* **ASSIGNMENT**: Write the listing out again in full. Every character must match.

* **AVAILABLE DATA**:
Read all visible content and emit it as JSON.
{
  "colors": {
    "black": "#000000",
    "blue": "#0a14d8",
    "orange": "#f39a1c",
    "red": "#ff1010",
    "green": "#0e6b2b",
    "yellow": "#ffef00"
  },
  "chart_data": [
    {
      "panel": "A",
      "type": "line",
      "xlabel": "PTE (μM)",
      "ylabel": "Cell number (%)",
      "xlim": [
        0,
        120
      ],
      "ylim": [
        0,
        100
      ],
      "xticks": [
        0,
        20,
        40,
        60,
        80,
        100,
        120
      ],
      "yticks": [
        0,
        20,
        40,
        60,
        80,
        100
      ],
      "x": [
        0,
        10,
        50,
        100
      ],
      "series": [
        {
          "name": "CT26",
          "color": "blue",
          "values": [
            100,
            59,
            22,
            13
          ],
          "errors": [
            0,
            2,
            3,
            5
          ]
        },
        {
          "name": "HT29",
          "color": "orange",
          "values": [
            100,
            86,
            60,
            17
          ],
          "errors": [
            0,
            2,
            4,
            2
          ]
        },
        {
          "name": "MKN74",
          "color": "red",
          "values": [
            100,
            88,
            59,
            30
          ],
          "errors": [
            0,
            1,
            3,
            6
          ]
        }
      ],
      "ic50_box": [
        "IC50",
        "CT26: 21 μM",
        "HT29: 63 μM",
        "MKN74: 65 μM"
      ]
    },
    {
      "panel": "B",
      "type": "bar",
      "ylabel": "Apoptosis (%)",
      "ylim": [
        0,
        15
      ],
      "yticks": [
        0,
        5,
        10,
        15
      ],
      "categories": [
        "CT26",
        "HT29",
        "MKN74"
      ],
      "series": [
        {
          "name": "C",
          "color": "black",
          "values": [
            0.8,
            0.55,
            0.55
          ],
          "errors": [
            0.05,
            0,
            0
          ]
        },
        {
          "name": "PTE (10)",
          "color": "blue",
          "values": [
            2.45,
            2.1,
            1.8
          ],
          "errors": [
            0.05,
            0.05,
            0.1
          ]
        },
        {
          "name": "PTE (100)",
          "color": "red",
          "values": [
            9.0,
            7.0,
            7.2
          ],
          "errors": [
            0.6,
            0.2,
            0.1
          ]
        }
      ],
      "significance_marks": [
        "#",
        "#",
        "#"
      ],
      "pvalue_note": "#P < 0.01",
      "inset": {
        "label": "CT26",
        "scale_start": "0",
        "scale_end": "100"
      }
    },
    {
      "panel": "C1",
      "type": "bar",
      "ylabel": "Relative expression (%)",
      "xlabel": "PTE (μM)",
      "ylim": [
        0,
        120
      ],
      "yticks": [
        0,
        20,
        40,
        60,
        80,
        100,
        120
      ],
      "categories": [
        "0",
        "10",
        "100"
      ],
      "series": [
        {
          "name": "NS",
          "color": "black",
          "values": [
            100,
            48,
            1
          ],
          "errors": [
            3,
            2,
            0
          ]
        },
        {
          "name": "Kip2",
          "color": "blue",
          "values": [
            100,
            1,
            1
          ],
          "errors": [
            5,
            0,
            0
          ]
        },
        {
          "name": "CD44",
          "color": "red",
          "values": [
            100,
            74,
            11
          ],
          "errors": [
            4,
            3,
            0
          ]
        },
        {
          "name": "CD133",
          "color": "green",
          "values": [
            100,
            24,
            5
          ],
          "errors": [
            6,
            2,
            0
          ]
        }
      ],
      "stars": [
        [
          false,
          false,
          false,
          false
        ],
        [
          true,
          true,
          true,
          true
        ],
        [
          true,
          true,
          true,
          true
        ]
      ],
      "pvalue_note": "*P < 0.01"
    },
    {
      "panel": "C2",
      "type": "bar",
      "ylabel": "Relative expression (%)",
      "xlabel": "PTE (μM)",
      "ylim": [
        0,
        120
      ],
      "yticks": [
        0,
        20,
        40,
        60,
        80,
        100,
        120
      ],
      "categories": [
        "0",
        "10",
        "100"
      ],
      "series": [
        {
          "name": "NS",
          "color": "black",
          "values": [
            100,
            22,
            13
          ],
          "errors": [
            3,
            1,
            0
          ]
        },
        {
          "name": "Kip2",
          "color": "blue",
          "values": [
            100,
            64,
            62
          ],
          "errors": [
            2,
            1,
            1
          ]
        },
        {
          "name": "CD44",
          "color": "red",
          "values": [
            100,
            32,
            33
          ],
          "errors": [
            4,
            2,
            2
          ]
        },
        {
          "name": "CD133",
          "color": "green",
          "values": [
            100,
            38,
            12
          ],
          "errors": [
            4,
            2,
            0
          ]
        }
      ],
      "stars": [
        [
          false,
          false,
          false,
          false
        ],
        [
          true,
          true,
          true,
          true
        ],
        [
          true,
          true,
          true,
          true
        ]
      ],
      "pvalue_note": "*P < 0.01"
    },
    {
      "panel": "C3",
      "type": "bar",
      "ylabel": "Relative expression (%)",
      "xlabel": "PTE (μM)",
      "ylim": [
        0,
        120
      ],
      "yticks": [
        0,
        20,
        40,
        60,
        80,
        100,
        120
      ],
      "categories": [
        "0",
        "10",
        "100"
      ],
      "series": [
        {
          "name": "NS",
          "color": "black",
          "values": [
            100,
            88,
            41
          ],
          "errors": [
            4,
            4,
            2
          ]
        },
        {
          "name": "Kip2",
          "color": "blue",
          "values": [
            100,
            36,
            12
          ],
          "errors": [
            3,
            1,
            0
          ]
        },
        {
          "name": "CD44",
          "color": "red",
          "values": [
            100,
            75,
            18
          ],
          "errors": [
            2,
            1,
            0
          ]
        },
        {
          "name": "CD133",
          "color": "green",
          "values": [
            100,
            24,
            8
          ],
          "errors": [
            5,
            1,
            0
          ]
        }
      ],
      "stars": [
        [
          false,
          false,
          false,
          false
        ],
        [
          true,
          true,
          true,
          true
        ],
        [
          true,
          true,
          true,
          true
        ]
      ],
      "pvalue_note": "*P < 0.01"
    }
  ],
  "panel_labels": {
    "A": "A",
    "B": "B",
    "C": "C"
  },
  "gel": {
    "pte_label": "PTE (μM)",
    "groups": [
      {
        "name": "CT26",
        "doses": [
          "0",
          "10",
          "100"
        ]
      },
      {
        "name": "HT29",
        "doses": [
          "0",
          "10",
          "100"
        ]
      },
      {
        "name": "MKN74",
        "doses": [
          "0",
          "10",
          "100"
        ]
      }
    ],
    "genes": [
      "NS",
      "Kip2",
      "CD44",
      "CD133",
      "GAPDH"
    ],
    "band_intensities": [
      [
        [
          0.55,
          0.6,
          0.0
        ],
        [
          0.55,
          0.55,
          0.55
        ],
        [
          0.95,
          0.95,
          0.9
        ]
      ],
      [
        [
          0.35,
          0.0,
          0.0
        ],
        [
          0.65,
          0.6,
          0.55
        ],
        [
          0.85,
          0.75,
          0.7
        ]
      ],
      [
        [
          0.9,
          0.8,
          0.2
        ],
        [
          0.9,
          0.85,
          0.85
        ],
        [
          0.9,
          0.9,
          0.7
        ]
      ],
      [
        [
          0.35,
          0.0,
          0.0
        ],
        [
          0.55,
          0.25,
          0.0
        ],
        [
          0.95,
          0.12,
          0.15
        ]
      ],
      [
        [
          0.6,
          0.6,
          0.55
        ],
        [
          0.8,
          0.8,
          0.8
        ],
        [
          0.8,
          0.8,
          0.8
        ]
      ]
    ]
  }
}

* **RESPONSE**:
Read all visible content and emit it as JSON.
{
  "colors": {
    "black": "#000000",
    "blue": "#0a14d8",
    "orange": "#f39a1c",
    "red": "#ff1010",
    "green": "#0e6b2b",
    "yellow": "#ffef00"
  },
  "chart_data": [
    {
      "panel": "A",
      "type": "line",
      "xlabel": "PTE (μM)",
      "ylabel": "Cell number (%)",
      "xlim": [
        0,
        120
      ],
      "ylim": [
        0,
        100
      ],
      "xticks": [
        0,
        20,
        40,
        60,
        80,
        100,
        120
      ],
      "yticks": [
        0,
        20,
        40,
        60,
        80,
        100
      ],
      "x": [
        0,
        10,
        50,
        100
      ],
      "series": [
        {
          "name": "CT26",
          "color": "blue",
          "values": [
            100,
            59,
            22,
            13
          ],
          "errors": [
            0,
            2,
            3,
            5
          ]
        },
        {
          "name": "HT29",
          "color": "orange",
          "values": [
            100,
            86,
            60,
            17
          ],
          "errors": [
            0,
            2,
            4,
            2
          ]
        },
        {
          "name": "MKN74",
          "color": "red",
          "values": [
            100,
            88,
            59,
            30
          ],
          "errors": [
            0,
            1,
            3,
            6
          ]
        }
      ],
      "ic50_box": [
        "IC50",
        "CT26: 21 μM",
        "HT29: 63 μM",
        "MKN74: 65 μM"
      ]
    },
    {
      "panel": "B",
      "type": "bar",
      "ylabel": "Apoptosis (%)",
      "ylim": [
        0,
        15
      ],
      "yticks": [
        0,
        5,
        10,
        15
      ],
      "categories": [
        "CT26",
        "HT29",
        "MKN74"
      ],
      "series": [
        {
          "name": "C",
          "color": "black",
          "values": [
            0.8,
            0.55,
            0.55
          ],
          "errors": [
            0.05,
            0,
            0
          ]
        },
        {
          "name": "PTE (10)",
          "color": "blue",
          "values": [
            2.45,
            2.1,
            1.8
          ],
          "errors": [
            0.05,
            0.05,
            0.1
          ]
        },
        {
          "name": "PTE (100)",
          "color": "red",
          "values": [
            9.0,
            7.0,
            7.2
          ],
          "errors": [
            0.6,
            0.2,
            0.1
          ]
        }
      ],
      "significance_marks": [
        "#",
        "#",
        "#"
      ],
      "pvalue_note": "#P < 0.01",
      "inset": {
        "label": "CT26",
        "scale_start": "0",
        "scale_end": "100"
      }
    },
    {
      "panel": "C1",
      "type": "bar",
      "ylabel": "Relative expression (%)",
      "xlabel": "PTE (μM)",
      "ylim": [
        0,
        120
      ],
      "yticks": [
        0,
        20,
        40,
        60,
        80,
        100,
        120
      ],
      "categories": [
        "0",
        "10",
        "100"
      ],
      "series": [
        {
          "name": "NS",
          "color": "black",
          "values": [
            100,
            48,
            1
          ],
          "errors": [
            3,
            2,
            0
          ]
        },
        {
          "name": "Kip2",
          "color": "blue",
          "values": [
            100,
            1,
            1
          ],
          "errors": [
            5,
            0,
            0
          ]
        },
        {
          "name": "CD44",
          "color": "red",
          "values": [
            100,
            74,
            11
          ],
          "errors": [
            4,
            3,
            0
          ]
        },
        {
          "name": "CD133",
          "color": "green",
          "values": [
            100,
            24,
            5
          ],
          "errors": [
            6,
            2,
            0
          ]
        }
      ],
      "stars": [
        [
          false,
          false,
          false,
          false
        ],
        [
          true,
          true,
          true,
          true
        ],
        [
          true,
          true,
          true,
          true
        ]
      ],
      "pvalue_note": "*P < 0.01"
    },
    {
      "panel": "C2",
      "type": "bar",
      "ylabel": "Relative expression (%)",
      "xlabel": "PTE (μM)",
      "ylim": [
        0,
        120
      ],
      "yticks": [
        0,
        20,
        40,
        60,
        80,
        100,
        120
      ],
      "categories": [
        "0",
        "10",
        "100"
      ],
      "series": [
        {
          "name": "NS",
          "color": "black",
          "values": [
            100,
            22,
            13
          ],
          "errors": [
            3,
            1,
            0
          ]
        },
        {
          "name": "Kip2",
          "color": "blue",
          "values": [
            100,
            64,
            62
          ],
          "errors": [
            2,
            1,
            1
          ]
        },
        {
          "name": "CD44",
          "color": "red",
          "values": [
            100,
            32,
            33
          ],
          "errors": [
            4,
            2,
            2
          ]
        },
        {
          "name": "CD133",
          "color": "green",
          "values": [
            100,
            38,
            12
          ],
          "errors": [
            4,
            2,
            0
          ]
        }
      ],
      "stars": [
        [
          false,
          false,
          false,
          false
        ],
        [
          true,
          true,
          true,
          true
        ],
        [
          true,
          true,
          true,
          true
        ]
      ],
      "pvalue_note": "*P < 0.01"
    },
    {
      "panel": "C3",
      "type": "bar",
      "ylabel": "Relative expression (%)",
      "xlabel": "PTE (μM)",
      "ylim": [
        0,
        120
      ],
      "yticks": [
        0,
        20,
        40,
        60,
        80,
        100,
        120
      ],
      "categories": [
        "0",
        "10",
        "100"
      ],
      "series": [
        {
          "name": "NS",
          "color": "black",
          "values": [
            100,
            88,
            41
          ],
          "errors": [
            4,
            4,
            2
          ]
        },
        {
          "name": "Kip2",
          "color": "blue",
          "values": [
            100,
            36,
            12
          ],
          "errors": [
            3,
            1,
            0
          ]
        },
        {
          "name": "CD44",
          "color": "red",
          "values": [
            100,
            75,
            18
          ],
          "errors": [
            2,
            1,
            0
          ]
        },
        {
          "name": "CD133",
          "color": "green",
          "values": [
            100,
            24,
            8
          ],
          "errors": [
            5,
            1,
            0
          ]
        }
      ],
      "stars": [
        [
          false,
          false,
          false,
          false
        ],
        [
          true,
          true,
          true,
          true
        ],
        [
          true,
          true,
          true,
          true
        ]
      ],
      "pvalue_note": "*P < 0.01"
    }
  ],
  "panel_labels": {
    "A": "A",
    "B": "B",
    "C": "C"
  },
  "gel": {
    "pte_label": "PTE (μM)",
    "groups": [
      {
        "name": "CT26",
        "doses": [
          "0",
          "10",
          "100"
        ]
      },
      {
        "name": "HT29",
        "doses": [
          "0",
          "10",
          "100"
        ]
      },
      {
        "name": "MKN74",
        "doses": [
          "0",
          "10",
          "100"
        ]
      }
    ],
    "genes": [
      "NS",
      "Kip2",
      "CD44",
      "CD133",
      "GAPDH"
    ],
    "band_intensities": [
      [
        [
          0.55,
          0.6,
          0.0
        ],
        [
          0.55,
          0.55,
          0.55
        ],
        [
          0.95,
          0.95,
          0.9
        ]
      ],
      [
        [
          0.35,
          0.0,
          0.0
        ],
        [
          0.65,
          0.6,
          0.55
        ],
        [
          0.85,
          0.75,
          0.7
        ]
      ],
      [
        [
          0.9,
          0.8,
          0.2
        ],
        [
          0.9,
          0.85,
          0.85
        ],
        [
          0.9,
          0.9,
          0.7
        ]
      ],
      [
        [
          0.35,
          0.0,
          0.0
        ],
        [
          0.55,
          0.25,
          0.0
        ],
        [
          0.95,
          0.12,
          0.15
        ]
      ],
      [
        [
          0.6,
          0.6,
          0.55
        ],
        [
          0.8,
          0.8,
          0.8
        ],
        [
          0.8,
          0.8,
          0.8
        ]
      ]
    ]
  }
}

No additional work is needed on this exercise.